Saved entries
▼▼▼
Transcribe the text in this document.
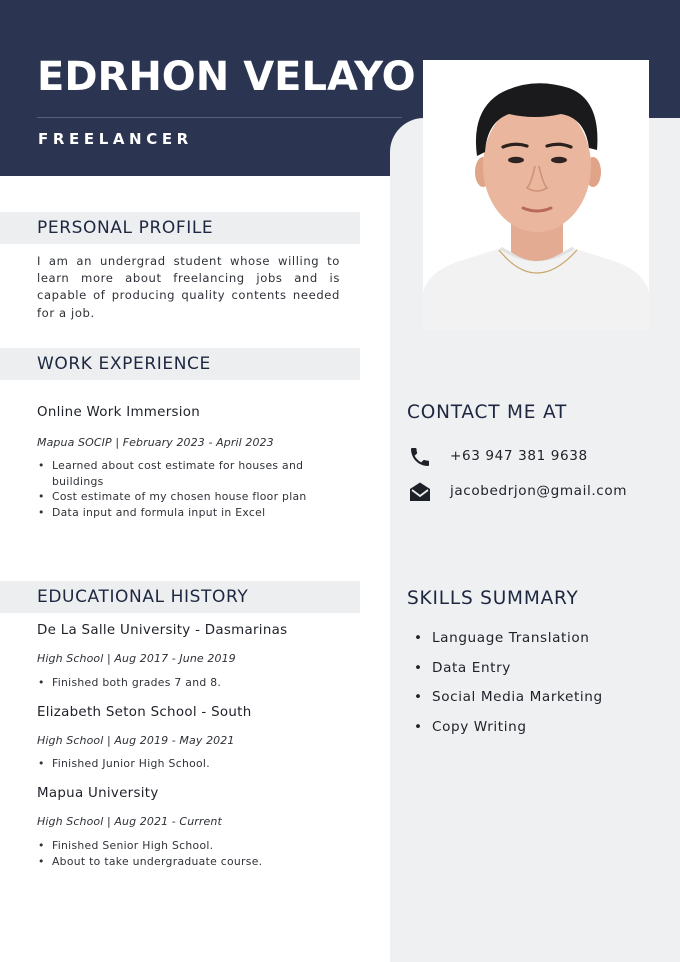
EDRHON VELAYO
FREELANCER
PERSONAL PROFILE
I am an undergrad student whose willing to learn more about freelancing jobs and is capable of producing quality contents needed for a job.
WORK EXPERIENCE
Online Work Immersion
Mapua SOCIP | February 2023 - April 2023
• Learned about cost estimate for houses and buildings
• Cost estimate of my chosen house floor plan
• Data input and formula input in Excel
EDUCATIONAL HISTORY
De La Salle University - Dasmarinas
High School | Aug 2017 - June 2019
• Finished both grades 7 and 8.
Elizabeth Seton School - South
High School | Aug 2019 - May 2021
• Finished Junior High School.
Mapua University
High School | Aug 2021 - Current
• Finished Senior High School.
• About to take undergraduate course.
CONTACT ME AT
+63 947 381 9638
jacobedrjon@gmail.com
SKILLS SUMMARY
• Language Translation
• Data Entry
• Social Media Marketing
• Copy Writing
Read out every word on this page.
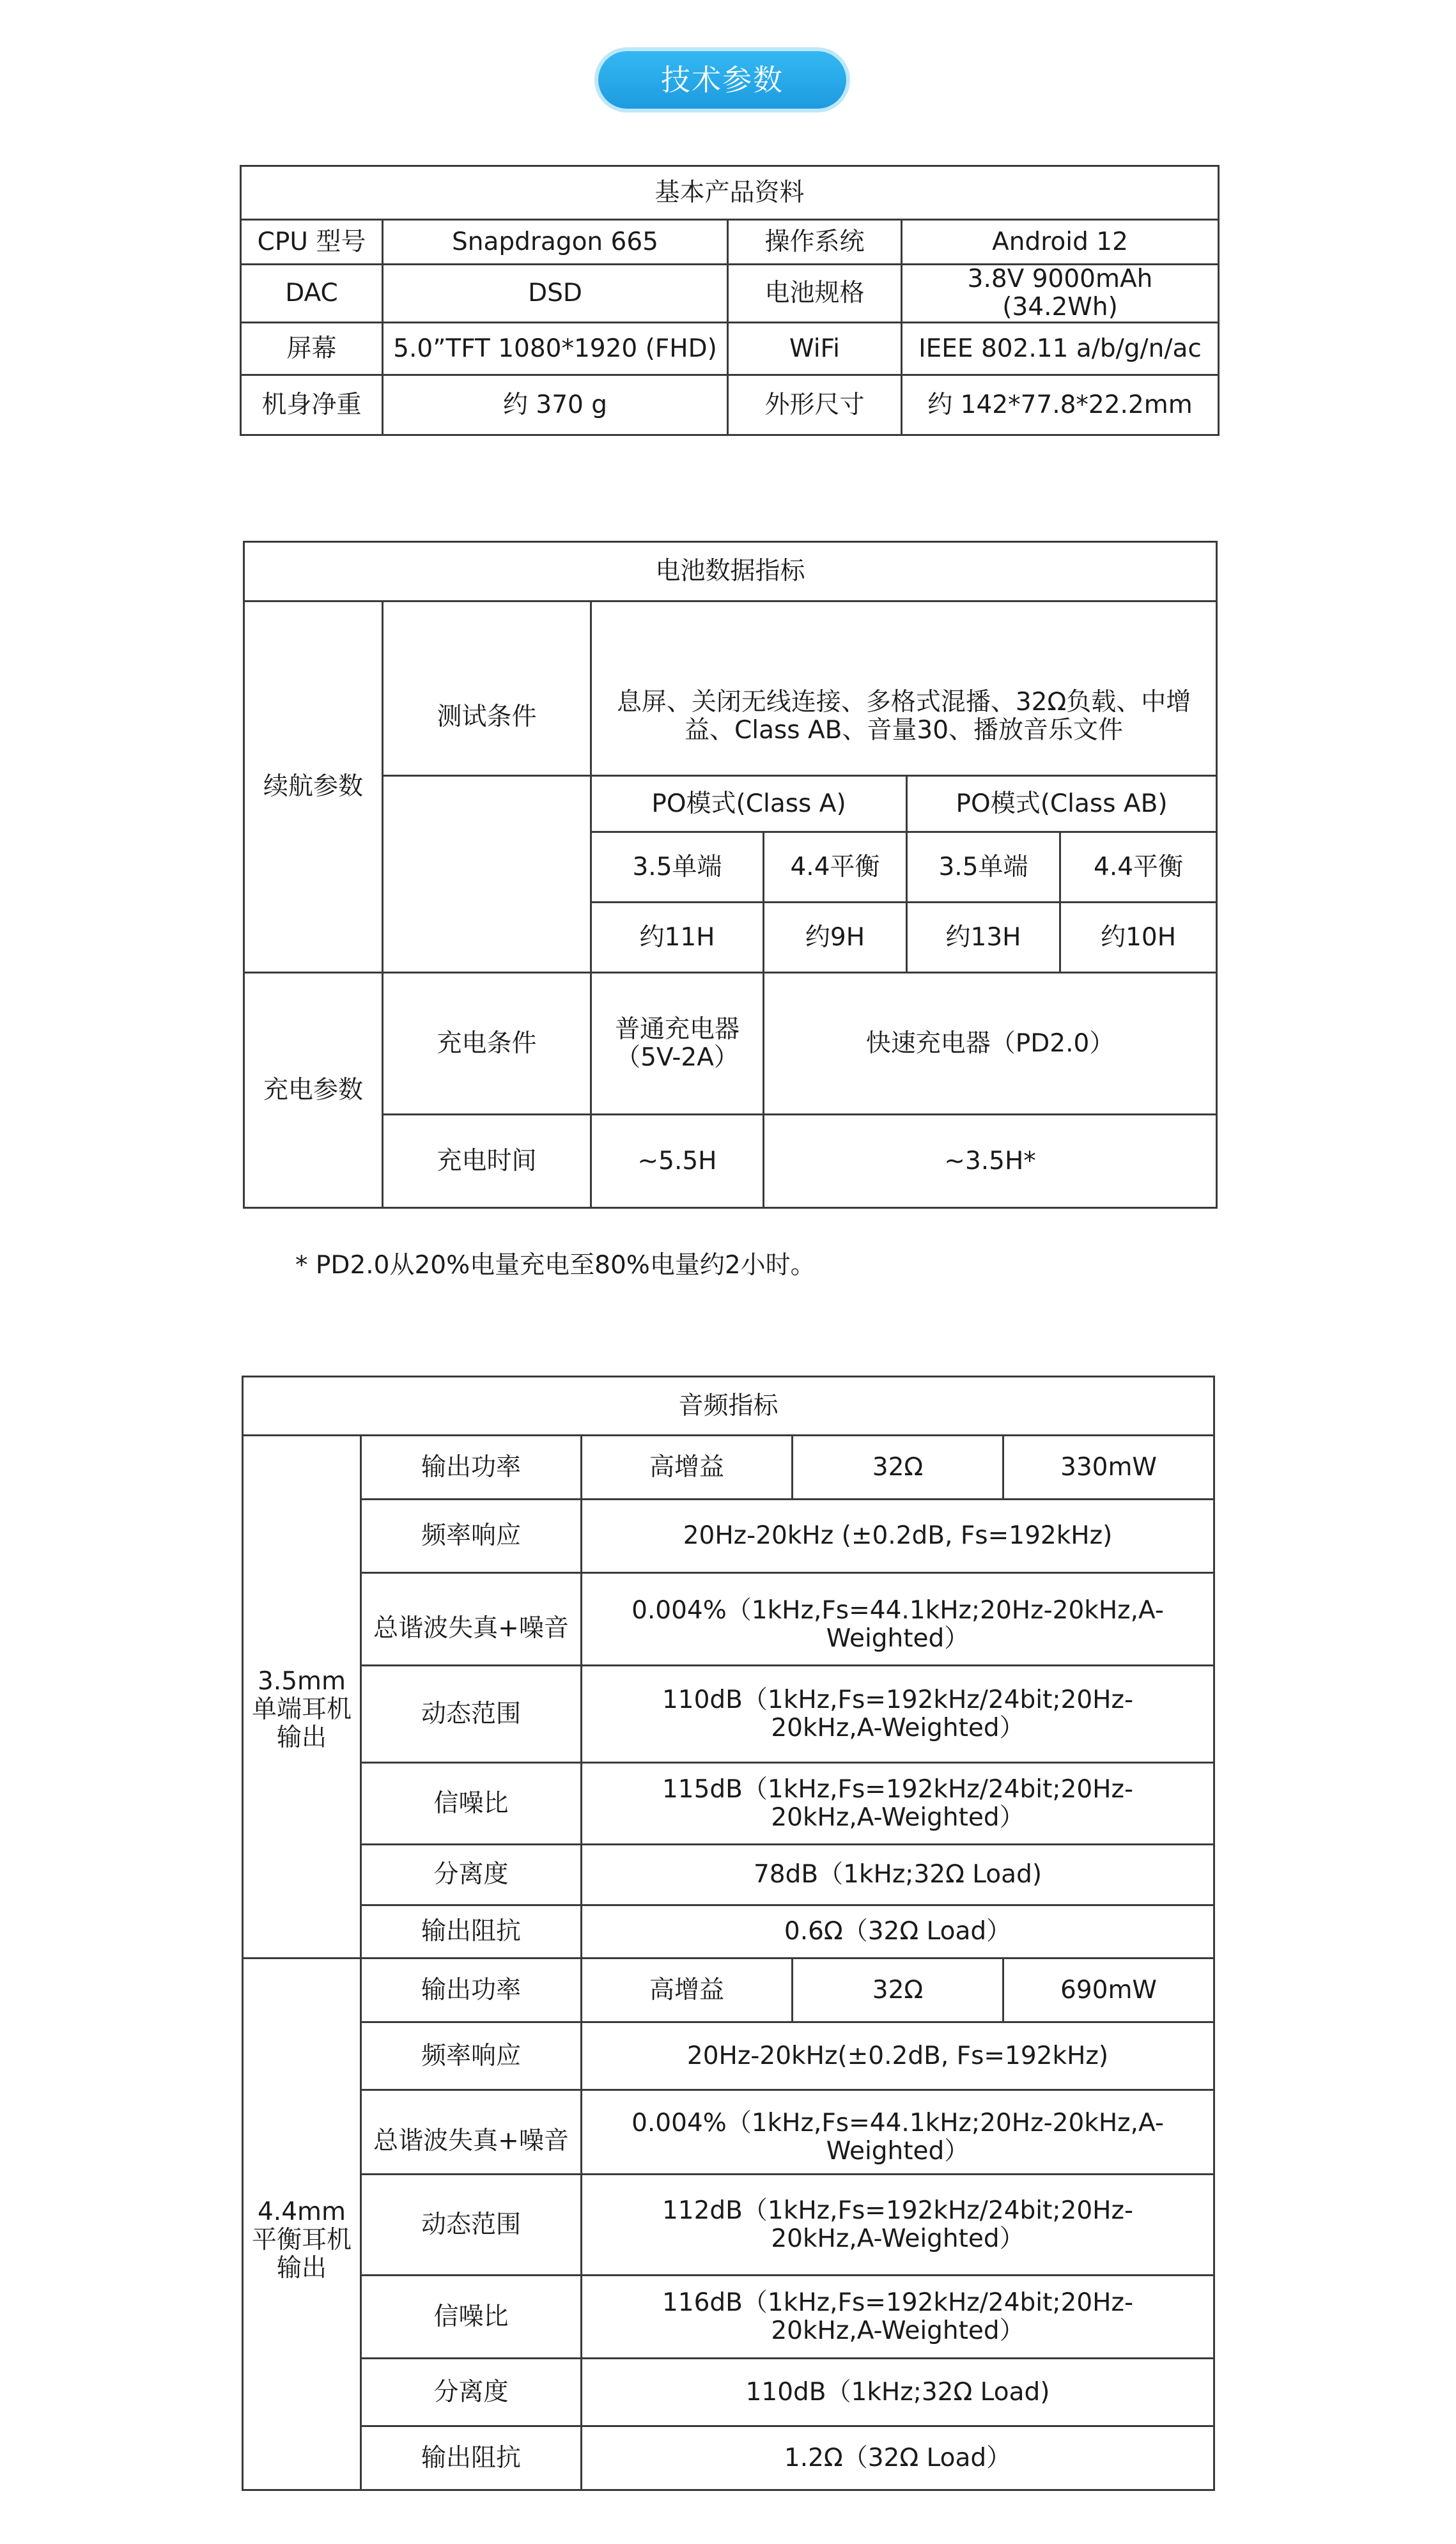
技术参数
基本产品资料			
CPU 型号	Snapdragon 665	操作系统	Android 12
DAC	DSD	电池规格	3.8V 9000mAh (34.2Wh)
屏幕	5.0”TFT 1080*1920 (FHD)	WiFi	IEEE 802.11 a/b/g/n/ac
机身净重	约 370 g	外形尺寸	约 142*77.8*22.2mm
电池数据指标					
续航参数	测试条件	息屏、关闭无线连接、多格式混播、32Ω负载、中增益、Class AB、音量30、播放音乐文件			
		PO模式(Class A)		PO模式(Class AB)	
		3.5单端	4.4平衡	3.5单端	4.4平衡
		约11H	约9H	约13H	约10H
充电参数	充电条件	普通充电器（5V-2A）	快速充电器（PD2.0）		
	充电时间	~5.5H	~3.5H*		
* PD2.0从20%电量充电至80%电量约2小时。
音频指标				
3.5mm单端耳机输出	输出功率	高增益	32Ω	330mW
	频率响应	20Hz-20kHz (±0.2dB, Fs=192kHz)		
	总谐波失真+噪音	0.004%（1kHz,Fs=44.1kHz;20Hz-20kHz,A-Weighted）		
	动态范围	110dB（1kHz,Fs=192kHz/24bit;20Hz-20kHz,A-Weighted）		
	信噪比	115dB（1kHz,Fs=192kHz/24bit;20Hz-20kHz,A-Weighted）		
	分离度	78dB（1kHz;32Ω Load)		
	输出阻抗	0.6Ω（32Ω Load）		
4.4mm平衡耳机输出	输出功率	高增益	32Ω	690mW
	频率响应	20Hz-20kHz(±0.2dB, Fs=192kHz)		
	总谐波失真+噪音	0.004%（1kHz,Fs=44.1kHz;20Hz-20kHz,A-Weighted）		
	动态范围	112dB（1kHz,Fs=192kHz/24bit;20Hz-20kHz,A-Weighted）		
	信噪比	116dB（1kHz,Fs=192kHz/24bit;20Hz-20kHz,A-Weighted）		
	分离度	110dB（1kHz;32Ω Load)		
	输出阻抗	1.2Ω（32Ω Load）		
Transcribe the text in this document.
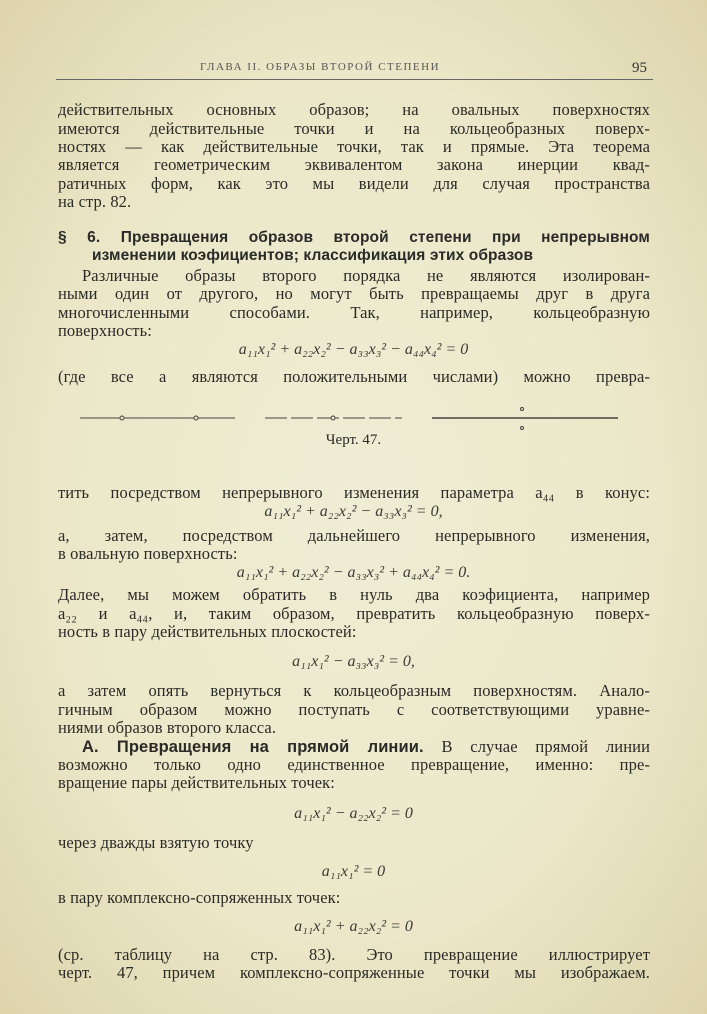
ГЛАВА II. ОБРАЗЫ ВТОРОЙ СТЕПЕНИ	95
действительных основных образов; на овальных поверхностях
имеются действительные точки и на кольцеобразных поверх-
ностях — как действительные точки, так и прямые. Эта теорема
является геометрическим эквивалентом закона инерции квад-
ратичных форм, как это мы видели для случая пространства
на стр. 82.
§ 6. Превращения образов второй степени при непрерывном
изменении коэфициентов; классификация этих образов
Различные образы второго порядка не являются изолирован-
ными один от другого, но могут быть превращаемы друг в друга
многочисленными способами. Так, например, кольцеобразную
поверхность:
a₁₁x₁² + a₂₂x₂² − a₃₃x₃² − a₄₄x₄² = 0
(где все a являются положительными числами) можно превра-
Черт. 47.
тить посредством непрерывного изменения параметра a₄₄ в конус:
a₁₁x₁² + a₂₂x₂² − a₃₃x₃² = 0,
а, затем, посредством дальнейшего непрерывного изменения,
в овальную поверхность:
a₁₁x₁² + a₂₂x₂² − a₃₃x₃² + a₄₄x₄² = 0.
Далее, мы можем обратить в нуль два коэфициента, например
a₂₂ и a₄₄, и, таким образом, превратить кольцеобразную поверх-
ность в пару действительных плоскостей:
a₁₁x₁² − a₃₃x₃² = 0,
а затем опять вернуться к кольцеобразным поверхностям. Анало-
гичным образом можно поступать с соответствующими уравне-
ниями образов второго класса.
А. Превращения на прямой линии. В случае прямой линии
возможно только одно единственное превращение, именно: пре-
вращение пары действительных точек:
a₁₁x₁² − a₂₂x₂² = 0
через дважды взятую точку
a₁₁x₁² = 0
в пару комплексно-сопряженных точек:
a₁₁x₁² + a₂₂x₂² = 0
(ср. таблицу на стр. 83). Это превращение иллюстрирует
черт. 47, причем комплексно-сопряженные точки мы изображаем.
▲▲▲
Aim of the task ▸
Exclude the pictures, and transcribe all of the material exactly.

Task response ▸
Transcribe the text in this document.
EDRHON VELAYO
FREELANCER
PERSONAL PROFILE
I am an undergrad student whose willing to learn more about freelancing jobs and is capable of producing quality contents needed for a job.
WORK EXPERIENCE
Online Work Immersion
Mapua SOCIP | February 2023 - April 2023
• Learned about cost estimate for houses and buildings
• Cost estimate of my chosen house floor plan
• Data input and formula input in Excel
EDUCATIONAL HISTORY
De La Salle University - Dasmarinas
High School | Aug 2017 - June 2019
• Finished both grades 7 and 8.
Elizabeth Seton School - South
High School | Aug 2019 - May 2021
• Finished Junior High School.
Mapua University
High School | Aug 2021 - Current
• Finished Senior High School.
• About to take undergraduate course.
CONTACT ME AT
+63 947 381 9638
jacobedrjon@gmail.com
SKILLS SUMMARY
• Language Translation
• Data Entry
• Social Media Marketing
• Copy Writing
Read out every word on this page.
技术参数
基本产品资料			
CPU 型号	Snapdragon 665	操作系统	Android 12
DAC	DSD	电池规格	3.8V 9000mAh (34.2Wh)
屏幕	5.0”TFT 1080*1920 (FHD)	WiFi	IEEE 802.11 a/b/g/n/ac
机身净重	约 370 g	外形尺寸	约 142*77.8*22.2mm
电池数据指标					
续航参数	测试条件	息屏、关闭无线连接、多格式混播、32Ω负载、中增益、Class AB、音量30、播放音乐文件			
		PO模式(Class A)		PO模式(Class AB)	
		3.5单端	4.4平衡	3.5单端	4.4平衡
		约11H	约9H	约13H	约10H
充电参数	充电条件	普通充电器（5V-2A）	快速充电器（PD2.0）		
	充电时间	~5.5H	~3.5H*		
* PD2.0从20%电量充电至80%电量约2小时。
音频指标				
3.5mm单端耳机输出	输出功率	高增益	32Ω	330mW
	频率响应	20Hz-20kHz (±0.2dB, Fs=192kHz)		
	总谐波失真+噪音	0.004%（1kHz,Fs=44.1kHz;20Hz-20kHz,A-Weighted）		
	动态范围	110dB（1kHz,Fs=192kHz/24bit;20Hz-20kHz,A-Weighted）		
	信噪比	115dB（1kHz,Fs=192kHz/24bit;20Hz-20kHz,A-Weighted）		
	分离度	78dB（1kHz;32Ω Load)		
	输出阻抗	0.6Ω（32Ω Load）		
4.4mm平衡耳机输出	输出功率	高增益	32Ω	690mW
	频率响应	20Hz-20kHz(±0.2dB, Fs=192kHz)		
	总谐波失真+噪音	0.004%（1kHz,Fs=44.1kHz;20Hz-20kHz,A-Weighted）		
	动态范围	112dB（1kHz,Fs=192kHz/24bit;20Hz-20kHz,A-Weighted）		
	信噪比	116dB（1kHz,Fs=192kHz/24bit;20Hz-20kHz,A-Weighted）		
	分离度	110dB（1kHz;32Ω Load)		
	输出阻抗	1.2Ω（32Ω Load）		
Transcribe the text in this document.
ГЛАВА II. ОБРАЗЫ ВТОРОЙ СТЕПЕНИ	95
действительных основных образов; на овальных поверхностях
имеются действительные точки и на кольцеобразных поверх-
ностях — как действительные точки, так и прямые. Эта теорема
является геометрическим эквивалентом закона инерции квад-
ратичных форм, как это мы видели для случая пространства
на стр. 82.
§ 6. Превращения образов второй степени при непрерывном
изменении коэфициентов; классификация этих образов
Различные образы второго порядка не являются изолирован-
ными один от другого, но могут быть превращаемы друг в друга
многочисленными способами. Так, например, кольцеобразную
поверхность:
a₁₁x₁² + a₂₂x₂² − a₃₃x₃² − a₄₄x₄² = 0
(где все a являются положительными числами) можно превра-
Черт. 47.
тить посредством непрерывного изменения параметра a₄₄ в конус:
a₁₁x₁² + a₂₂x₂² − a₃₃x₃² = 0,
а, затем, посредством дальнейшего непрерывного изменения,
в овальную поверхность:
a₁₁x₁² + a₂₂x₂² − a₃₃x₃² + a₄₄x₄² = 0.
Далее, мы можем обратить в нуль два коэфициента, например
a₂₂ и a₄₄, и, таким образом, превратить кольцеобразную поверх-
ность в пару действительных плоскостей:
a₁₁x₁² − a₃₃x₃² = 0,
а затем опять вернуться к кольцеобразным поверхностям. Анало-
гичным образом можно поступать с соответствующими уравне-
ниями образов второго класса.
А. Превращения на прямой линии. В случае прямой линии
возможно только одно единственное превращение, именно: пре-
вращение пары действительных точек:
a₁₁x₁² − a₂₂x₂² = 0
через дважды взятую точку
a₁₁x₁² = 0
в пару комплексно-сопряженных точек:
a₁₁x₁² + a₂₂x₂² = 0
(ср. таблицу на стр. 83). Это превращение иллюстрирует
черт. 47, причем комплексно-сопряженные точки мы изображаем.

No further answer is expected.